Records from a dataset:
======

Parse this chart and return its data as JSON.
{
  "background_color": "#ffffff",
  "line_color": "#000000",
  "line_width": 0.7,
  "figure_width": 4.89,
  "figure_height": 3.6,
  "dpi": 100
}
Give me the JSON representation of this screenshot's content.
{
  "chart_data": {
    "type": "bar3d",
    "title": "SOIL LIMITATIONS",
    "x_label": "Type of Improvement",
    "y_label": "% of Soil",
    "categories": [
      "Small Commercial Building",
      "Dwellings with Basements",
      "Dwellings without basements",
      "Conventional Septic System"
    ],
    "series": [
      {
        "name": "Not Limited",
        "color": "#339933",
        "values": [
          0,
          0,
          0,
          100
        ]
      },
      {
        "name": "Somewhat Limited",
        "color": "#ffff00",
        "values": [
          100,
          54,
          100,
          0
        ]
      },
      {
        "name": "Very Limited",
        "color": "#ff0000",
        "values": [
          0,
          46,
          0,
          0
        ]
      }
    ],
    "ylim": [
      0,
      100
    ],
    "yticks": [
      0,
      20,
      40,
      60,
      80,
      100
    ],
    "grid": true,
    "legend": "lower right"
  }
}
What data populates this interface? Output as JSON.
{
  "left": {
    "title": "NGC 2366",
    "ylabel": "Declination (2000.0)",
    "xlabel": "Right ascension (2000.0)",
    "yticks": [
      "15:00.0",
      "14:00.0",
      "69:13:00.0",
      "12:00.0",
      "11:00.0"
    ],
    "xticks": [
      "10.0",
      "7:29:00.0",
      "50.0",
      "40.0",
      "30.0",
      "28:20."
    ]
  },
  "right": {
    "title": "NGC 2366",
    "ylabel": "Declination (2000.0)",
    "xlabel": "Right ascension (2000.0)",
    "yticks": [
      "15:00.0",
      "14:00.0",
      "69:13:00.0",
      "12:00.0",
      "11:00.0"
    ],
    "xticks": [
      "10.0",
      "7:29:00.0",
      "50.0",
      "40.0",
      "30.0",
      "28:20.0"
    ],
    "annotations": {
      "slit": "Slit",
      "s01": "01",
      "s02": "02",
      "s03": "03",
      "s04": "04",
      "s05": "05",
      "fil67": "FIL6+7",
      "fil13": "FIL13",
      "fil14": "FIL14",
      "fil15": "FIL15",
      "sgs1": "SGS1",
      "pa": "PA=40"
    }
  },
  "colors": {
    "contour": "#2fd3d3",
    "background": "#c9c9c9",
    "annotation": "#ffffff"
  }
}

======

== Directions for this task ==
Take the line with "What data populates" and all lines after it to the last line, and reproduce them exactly.

== Result ==
What data populates this interface? Output as JSON.
{
  "left": {
    "title": "NGC 2366",
    "ylabel": "Declination (2000.0)",
    "xlabel": "Right ascension (2000.0)",
    "yticks": [
      "15:00.0",
      "14:00.0",
      "69:13:00.0",
      "12:00.0",
      "11:00.0"
    ],
    "xticks": [
      "10.0",
      "7:29:00.0",
      "50.0",
      "40.0",
      "30.0",
      "28:20."
    ]
  },
  "right": {
    "title": "NGC 2366",
    "ylabel": "Declination (2000.0)",
    "xlabel": "Right ascension (2000.0)",
    "yticks": [
      "15:00.0",
      "14:00.0",
      "69:13:00.0",
      "12:00.0",
      "11:00.0"
    ],
    "xticks": [
      "10.0",
      "7:29:00.0",
      "50.0",
      "40.0",
      "30.0",
      "28:20.0"
    ],
    "annotations": {
      "slit": "Slit",
      "s01": "01",
      "s02": "02",
      "s03": "03",
      "s04": "04",
      "s05": "05",
      "fil67": "FIL6+7",
      "fil13": "FIL13",
      "fil14": "FIL14",
      "fil15": "FIL15",
      "sgs1": "SGS1",
      "pa": "PA=40"
    }
  },
  "colors": {
    "contour": "#2fd3d3",
    "background": "#c9c9c9",
    "annotation": "#ffffff"
  }
}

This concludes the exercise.